* Exercise prompt
Extract every line that contains the word "xlabel".

Start of Task material

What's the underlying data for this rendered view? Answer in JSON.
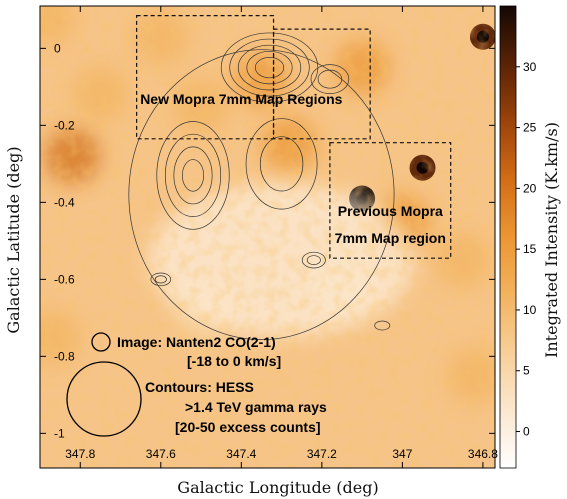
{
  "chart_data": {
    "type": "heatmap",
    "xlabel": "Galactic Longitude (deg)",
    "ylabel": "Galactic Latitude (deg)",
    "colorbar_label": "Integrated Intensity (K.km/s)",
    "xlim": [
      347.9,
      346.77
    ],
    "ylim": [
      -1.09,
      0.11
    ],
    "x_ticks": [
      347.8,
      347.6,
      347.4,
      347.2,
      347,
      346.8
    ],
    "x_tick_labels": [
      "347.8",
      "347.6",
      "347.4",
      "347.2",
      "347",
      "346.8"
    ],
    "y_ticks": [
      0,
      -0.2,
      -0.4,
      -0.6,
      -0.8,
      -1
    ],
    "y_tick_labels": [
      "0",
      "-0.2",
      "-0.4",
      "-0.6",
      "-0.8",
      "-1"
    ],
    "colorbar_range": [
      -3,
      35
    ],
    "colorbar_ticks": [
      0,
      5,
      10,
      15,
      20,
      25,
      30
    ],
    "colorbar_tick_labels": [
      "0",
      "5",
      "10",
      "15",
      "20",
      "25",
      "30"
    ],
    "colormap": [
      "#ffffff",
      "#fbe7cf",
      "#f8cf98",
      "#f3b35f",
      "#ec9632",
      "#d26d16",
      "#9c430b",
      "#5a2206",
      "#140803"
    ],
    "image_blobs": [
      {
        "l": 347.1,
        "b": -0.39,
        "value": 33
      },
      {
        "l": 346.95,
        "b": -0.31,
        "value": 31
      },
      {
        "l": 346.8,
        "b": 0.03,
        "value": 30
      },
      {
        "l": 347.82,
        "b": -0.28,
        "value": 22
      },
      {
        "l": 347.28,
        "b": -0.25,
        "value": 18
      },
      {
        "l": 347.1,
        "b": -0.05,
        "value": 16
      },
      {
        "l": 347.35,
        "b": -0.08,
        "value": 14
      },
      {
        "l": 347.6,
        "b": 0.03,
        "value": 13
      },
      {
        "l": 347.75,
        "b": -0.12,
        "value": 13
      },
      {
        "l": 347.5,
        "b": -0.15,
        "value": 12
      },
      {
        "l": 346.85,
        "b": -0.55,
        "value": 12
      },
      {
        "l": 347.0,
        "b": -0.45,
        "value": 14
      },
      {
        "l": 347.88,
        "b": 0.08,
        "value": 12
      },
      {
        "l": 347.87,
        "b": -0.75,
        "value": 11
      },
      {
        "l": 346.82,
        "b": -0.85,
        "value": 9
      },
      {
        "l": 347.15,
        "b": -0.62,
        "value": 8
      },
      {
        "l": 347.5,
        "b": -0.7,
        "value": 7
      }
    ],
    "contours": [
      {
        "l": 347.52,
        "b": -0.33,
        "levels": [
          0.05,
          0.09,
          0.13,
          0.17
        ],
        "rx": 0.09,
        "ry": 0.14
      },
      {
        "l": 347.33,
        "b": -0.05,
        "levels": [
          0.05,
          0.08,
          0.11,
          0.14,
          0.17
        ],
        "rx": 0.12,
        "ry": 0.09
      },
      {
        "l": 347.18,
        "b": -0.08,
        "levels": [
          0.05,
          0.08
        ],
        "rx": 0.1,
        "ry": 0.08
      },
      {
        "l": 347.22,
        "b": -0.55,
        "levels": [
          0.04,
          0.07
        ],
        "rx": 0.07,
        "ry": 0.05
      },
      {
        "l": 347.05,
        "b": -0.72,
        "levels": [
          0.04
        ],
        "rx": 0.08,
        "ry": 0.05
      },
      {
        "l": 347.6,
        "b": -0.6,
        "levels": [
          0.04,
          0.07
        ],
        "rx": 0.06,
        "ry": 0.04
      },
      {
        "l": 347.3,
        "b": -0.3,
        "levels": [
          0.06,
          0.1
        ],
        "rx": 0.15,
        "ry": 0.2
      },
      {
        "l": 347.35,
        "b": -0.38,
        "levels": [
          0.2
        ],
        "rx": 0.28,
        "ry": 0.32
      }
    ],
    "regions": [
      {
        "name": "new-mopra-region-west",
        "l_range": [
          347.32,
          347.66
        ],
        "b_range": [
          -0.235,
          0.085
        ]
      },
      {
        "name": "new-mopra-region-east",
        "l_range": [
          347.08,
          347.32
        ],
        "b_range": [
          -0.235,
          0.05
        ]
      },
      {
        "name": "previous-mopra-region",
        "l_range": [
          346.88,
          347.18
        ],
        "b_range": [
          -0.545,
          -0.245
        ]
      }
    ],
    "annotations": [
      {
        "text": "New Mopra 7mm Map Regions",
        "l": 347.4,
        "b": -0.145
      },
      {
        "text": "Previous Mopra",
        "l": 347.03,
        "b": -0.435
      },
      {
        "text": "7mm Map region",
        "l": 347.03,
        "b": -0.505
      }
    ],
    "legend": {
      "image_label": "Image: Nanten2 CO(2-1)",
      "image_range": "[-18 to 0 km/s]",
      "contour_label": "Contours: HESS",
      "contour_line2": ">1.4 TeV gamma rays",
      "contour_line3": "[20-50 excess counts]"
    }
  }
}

End of Task material
Start of Task material

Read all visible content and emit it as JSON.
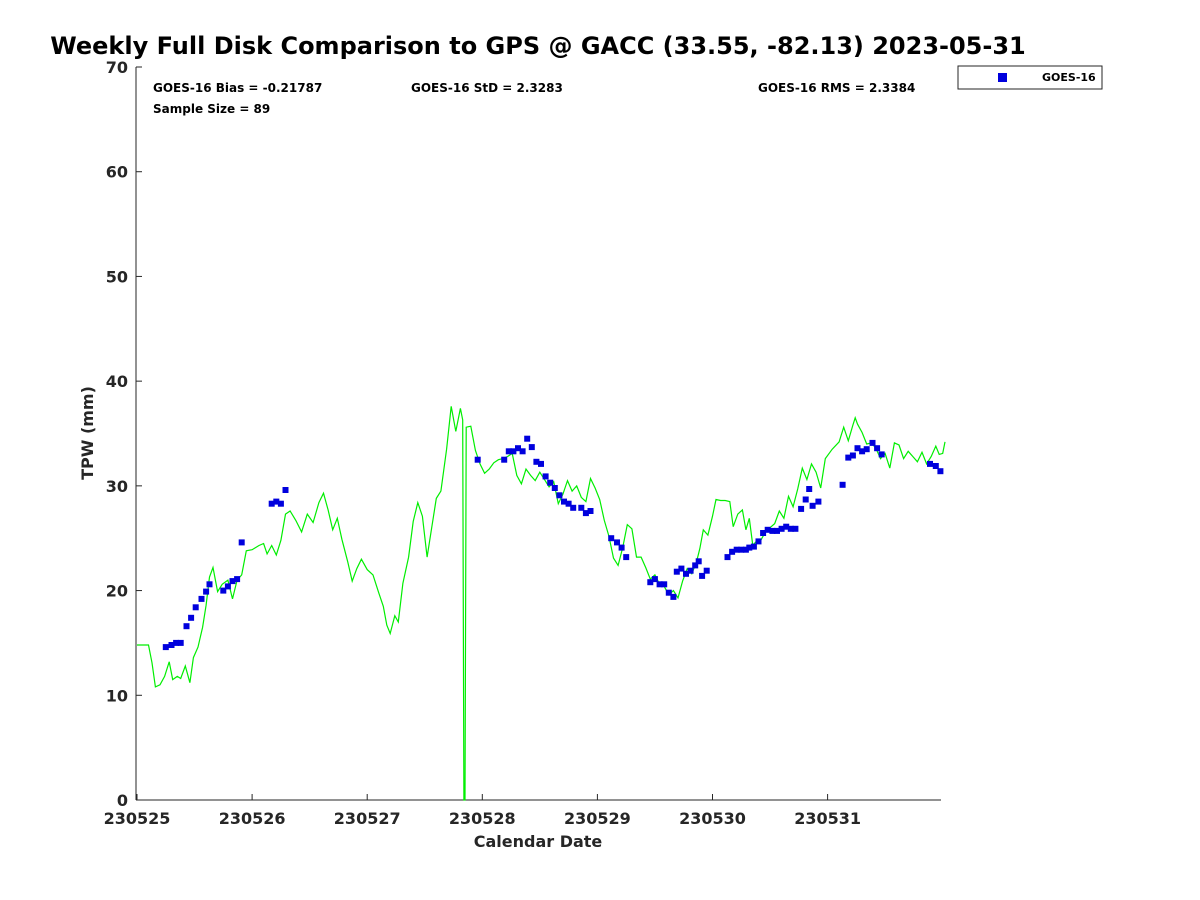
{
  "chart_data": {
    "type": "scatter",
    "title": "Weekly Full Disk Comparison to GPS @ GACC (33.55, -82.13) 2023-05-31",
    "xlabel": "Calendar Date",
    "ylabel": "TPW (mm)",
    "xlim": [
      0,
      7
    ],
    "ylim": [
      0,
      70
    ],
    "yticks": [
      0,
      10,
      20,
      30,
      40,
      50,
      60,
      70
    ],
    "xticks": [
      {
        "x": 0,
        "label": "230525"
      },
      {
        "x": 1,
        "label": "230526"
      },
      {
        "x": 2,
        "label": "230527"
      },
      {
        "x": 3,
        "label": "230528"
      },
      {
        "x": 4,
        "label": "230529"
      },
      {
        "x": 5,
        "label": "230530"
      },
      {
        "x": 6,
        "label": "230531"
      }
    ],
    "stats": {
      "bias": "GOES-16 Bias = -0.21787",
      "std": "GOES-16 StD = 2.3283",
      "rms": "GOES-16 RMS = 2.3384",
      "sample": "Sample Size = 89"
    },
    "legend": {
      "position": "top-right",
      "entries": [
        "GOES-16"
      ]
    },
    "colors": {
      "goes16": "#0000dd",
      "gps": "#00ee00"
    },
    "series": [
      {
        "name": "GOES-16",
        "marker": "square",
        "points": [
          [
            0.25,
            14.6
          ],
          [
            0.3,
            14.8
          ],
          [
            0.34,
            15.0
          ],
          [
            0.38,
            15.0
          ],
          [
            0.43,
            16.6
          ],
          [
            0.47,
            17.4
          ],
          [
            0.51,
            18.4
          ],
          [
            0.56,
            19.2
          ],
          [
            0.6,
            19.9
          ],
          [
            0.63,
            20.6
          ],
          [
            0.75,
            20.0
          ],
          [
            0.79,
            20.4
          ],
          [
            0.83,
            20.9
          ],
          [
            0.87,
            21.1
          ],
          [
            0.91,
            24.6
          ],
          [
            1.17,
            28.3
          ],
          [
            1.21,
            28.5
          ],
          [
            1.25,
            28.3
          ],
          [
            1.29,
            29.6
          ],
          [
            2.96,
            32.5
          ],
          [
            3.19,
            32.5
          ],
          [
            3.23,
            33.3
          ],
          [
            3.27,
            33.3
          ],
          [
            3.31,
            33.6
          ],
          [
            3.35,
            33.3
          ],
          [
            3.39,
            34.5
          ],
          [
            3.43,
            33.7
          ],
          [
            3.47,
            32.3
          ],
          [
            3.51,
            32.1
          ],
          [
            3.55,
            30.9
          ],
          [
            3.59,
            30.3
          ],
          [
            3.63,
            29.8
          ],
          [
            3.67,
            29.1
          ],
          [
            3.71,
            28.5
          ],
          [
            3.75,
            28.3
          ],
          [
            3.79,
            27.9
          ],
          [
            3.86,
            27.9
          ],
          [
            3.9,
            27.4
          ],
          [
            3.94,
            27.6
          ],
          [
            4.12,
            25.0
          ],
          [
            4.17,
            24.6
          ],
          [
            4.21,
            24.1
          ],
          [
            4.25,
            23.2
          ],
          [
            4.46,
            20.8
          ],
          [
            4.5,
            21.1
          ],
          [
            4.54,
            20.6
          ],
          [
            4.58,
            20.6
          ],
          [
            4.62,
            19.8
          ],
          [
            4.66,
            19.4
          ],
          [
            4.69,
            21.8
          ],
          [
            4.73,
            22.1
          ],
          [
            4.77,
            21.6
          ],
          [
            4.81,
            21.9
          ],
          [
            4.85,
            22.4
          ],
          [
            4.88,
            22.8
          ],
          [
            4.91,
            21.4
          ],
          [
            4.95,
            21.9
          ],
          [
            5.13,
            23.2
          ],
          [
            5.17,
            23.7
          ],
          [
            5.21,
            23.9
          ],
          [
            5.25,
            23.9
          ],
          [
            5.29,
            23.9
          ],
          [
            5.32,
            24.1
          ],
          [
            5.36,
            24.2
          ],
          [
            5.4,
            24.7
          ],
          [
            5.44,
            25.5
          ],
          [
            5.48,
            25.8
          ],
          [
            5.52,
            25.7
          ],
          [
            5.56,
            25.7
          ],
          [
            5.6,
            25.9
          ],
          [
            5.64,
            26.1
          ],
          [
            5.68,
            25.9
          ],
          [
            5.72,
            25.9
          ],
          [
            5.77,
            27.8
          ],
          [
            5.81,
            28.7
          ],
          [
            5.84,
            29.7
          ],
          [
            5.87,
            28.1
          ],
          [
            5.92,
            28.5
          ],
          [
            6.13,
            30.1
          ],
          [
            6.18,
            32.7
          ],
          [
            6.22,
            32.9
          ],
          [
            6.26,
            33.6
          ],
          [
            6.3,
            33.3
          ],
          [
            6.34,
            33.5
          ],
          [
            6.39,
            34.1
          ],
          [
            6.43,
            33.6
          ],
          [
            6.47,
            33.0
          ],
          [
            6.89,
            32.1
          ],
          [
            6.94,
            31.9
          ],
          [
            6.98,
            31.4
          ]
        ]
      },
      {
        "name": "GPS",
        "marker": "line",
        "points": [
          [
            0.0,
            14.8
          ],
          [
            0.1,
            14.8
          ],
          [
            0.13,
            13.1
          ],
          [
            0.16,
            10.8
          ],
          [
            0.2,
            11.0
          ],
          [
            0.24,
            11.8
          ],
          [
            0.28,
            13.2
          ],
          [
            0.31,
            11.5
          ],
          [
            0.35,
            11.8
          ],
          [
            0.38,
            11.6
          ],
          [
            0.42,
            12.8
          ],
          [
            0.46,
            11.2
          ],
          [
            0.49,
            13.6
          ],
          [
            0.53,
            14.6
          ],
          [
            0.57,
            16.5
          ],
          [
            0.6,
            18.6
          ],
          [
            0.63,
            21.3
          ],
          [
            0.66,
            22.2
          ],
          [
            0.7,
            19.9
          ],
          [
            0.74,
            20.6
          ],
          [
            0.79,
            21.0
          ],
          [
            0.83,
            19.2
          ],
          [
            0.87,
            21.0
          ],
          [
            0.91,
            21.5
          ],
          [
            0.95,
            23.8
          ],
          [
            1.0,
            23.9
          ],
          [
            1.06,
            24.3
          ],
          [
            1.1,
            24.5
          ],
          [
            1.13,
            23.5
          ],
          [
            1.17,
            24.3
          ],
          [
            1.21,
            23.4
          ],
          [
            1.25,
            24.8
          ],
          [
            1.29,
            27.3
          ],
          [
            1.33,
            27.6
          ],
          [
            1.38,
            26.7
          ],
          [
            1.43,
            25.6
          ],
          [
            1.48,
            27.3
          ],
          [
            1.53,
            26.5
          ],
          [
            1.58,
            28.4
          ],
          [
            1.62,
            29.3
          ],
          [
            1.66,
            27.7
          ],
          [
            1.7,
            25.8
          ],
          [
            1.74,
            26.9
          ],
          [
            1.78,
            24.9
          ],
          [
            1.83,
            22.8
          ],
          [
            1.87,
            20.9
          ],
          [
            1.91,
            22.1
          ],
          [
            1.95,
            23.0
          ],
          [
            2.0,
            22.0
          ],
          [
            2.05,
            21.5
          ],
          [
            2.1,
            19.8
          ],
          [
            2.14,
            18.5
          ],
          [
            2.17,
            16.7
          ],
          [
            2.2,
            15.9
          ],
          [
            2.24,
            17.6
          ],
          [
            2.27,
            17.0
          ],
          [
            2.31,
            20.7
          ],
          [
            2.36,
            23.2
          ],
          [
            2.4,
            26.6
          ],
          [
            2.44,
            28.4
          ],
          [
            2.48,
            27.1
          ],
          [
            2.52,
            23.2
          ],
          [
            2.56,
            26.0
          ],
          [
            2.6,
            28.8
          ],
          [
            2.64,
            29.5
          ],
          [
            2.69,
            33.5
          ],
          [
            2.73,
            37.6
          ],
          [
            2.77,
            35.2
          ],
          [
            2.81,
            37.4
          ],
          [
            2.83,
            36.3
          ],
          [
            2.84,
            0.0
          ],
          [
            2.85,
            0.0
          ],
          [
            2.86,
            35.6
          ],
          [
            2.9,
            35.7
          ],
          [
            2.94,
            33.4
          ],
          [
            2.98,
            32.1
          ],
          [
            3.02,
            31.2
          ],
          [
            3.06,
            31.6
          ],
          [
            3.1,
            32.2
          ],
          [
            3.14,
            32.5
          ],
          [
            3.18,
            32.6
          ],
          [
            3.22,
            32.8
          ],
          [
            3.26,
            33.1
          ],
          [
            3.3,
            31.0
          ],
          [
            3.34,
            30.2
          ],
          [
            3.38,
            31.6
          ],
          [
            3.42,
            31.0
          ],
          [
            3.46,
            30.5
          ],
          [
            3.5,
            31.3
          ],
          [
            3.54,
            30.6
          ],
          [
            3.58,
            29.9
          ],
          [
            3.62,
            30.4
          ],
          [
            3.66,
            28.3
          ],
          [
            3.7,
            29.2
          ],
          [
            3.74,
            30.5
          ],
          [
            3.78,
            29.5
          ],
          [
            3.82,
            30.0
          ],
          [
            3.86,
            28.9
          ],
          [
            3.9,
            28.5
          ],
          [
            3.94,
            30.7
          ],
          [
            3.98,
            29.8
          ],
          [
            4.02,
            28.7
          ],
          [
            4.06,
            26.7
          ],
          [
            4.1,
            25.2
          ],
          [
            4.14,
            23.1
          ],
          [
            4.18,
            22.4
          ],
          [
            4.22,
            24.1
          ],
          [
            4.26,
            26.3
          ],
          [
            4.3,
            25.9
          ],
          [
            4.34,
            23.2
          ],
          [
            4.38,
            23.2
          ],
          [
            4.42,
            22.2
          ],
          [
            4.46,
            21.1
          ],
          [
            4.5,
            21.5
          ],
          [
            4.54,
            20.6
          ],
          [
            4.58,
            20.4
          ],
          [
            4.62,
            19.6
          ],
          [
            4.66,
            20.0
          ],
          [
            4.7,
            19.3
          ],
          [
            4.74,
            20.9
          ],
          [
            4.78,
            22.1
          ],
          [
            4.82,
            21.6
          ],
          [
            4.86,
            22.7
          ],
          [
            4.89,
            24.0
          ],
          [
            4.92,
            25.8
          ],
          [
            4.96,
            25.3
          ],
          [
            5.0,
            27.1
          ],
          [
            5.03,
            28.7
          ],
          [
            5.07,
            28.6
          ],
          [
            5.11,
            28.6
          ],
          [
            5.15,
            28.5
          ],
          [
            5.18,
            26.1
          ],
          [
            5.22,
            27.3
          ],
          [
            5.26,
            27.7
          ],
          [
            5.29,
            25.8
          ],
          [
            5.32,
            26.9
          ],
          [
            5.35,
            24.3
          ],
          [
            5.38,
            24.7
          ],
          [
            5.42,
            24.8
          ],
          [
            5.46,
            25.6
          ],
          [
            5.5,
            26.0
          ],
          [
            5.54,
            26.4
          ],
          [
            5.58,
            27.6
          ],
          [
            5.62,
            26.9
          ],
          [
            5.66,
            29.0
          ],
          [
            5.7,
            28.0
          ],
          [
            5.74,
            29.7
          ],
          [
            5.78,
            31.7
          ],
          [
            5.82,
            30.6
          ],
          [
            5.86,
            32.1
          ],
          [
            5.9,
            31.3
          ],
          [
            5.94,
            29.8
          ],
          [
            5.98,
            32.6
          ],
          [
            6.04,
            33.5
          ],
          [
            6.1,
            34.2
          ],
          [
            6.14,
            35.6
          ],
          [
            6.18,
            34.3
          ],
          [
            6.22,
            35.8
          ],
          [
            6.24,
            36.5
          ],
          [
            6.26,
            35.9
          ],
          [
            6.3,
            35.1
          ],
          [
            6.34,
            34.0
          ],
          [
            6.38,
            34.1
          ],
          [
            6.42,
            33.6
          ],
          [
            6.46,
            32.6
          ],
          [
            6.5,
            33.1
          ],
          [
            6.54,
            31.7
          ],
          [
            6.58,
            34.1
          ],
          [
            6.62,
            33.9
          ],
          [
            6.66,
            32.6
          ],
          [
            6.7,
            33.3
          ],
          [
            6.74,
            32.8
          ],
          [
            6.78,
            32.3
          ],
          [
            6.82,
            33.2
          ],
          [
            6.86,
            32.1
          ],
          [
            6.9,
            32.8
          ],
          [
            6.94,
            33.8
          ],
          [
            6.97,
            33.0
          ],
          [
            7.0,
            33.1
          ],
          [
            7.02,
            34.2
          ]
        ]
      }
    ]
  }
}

End of Task material

* Exercise response
    "xlabel": "Galactic Longitude (deg)",
    "xlabel": "Calendar Date",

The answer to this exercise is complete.